Restate each of the lines given below, word for word.

[Entries with figure data]
_ _ _ _ _

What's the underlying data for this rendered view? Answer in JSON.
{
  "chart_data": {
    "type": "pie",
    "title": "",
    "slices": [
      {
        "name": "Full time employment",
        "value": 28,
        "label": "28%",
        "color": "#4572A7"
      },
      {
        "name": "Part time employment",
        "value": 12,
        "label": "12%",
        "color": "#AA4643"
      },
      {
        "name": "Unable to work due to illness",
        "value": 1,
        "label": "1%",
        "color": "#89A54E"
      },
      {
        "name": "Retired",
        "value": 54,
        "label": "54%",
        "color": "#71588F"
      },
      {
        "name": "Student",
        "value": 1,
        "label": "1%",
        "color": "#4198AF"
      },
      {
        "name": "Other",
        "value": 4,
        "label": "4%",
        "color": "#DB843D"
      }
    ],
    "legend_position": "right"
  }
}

_ _ _ _ _

__RIGHT ANSWER__:
What's the underlying data for this rendered view? Answer in JSON.
{
  "chart_data": {
    "type": "pie",
    "title": "",
    "slices": [
      {
        "name": "Full time employment",
        "value": 28,
        "label": "28%",
        "color": "#4572A7"
      },
      {
        "name": "Part time employment",
        "value": 12,
        "label": "12%",
        "color": "#AA4643"
      },
      {
        "name": "Unable to work due to illness",
        "value": 1,
        "label": "1%",
        "color": "#89A54E"
      },
      {
        "name": "Retired",
        "value": 54,
        "label": "54%",
        "color": "#71588F"
      },
      {
        "name": "Student",
        "value": 1,
        "label": "1%",
        "color": "#4198AF"
      },
      {
        "name": "Other",
        "value": 4,
        "label": "4%",
        "color": "#DB843D"
      }
    ],
    "legend_position": "right"
  }
}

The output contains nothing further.